#### BRIEF
Copy, from the entries below, each line where the word "label" can be found.

#### MATERIALS PROVIDED

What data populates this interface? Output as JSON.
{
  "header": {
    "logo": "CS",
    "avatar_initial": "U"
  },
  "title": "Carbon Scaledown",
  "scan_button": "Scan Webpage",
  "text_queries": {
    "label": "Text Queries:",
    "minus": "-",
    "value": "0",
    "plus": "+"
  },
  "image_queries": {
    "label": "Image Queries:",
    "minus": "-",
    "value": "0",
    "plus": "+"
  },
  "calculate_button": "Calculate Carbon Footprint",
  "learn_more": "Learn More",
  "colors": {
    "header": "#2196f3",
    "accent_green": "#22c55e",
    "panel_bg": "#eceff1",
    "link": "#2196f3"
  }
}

#### REPLY
    "label": "Text Queries:",
    "label": "Image Queries:",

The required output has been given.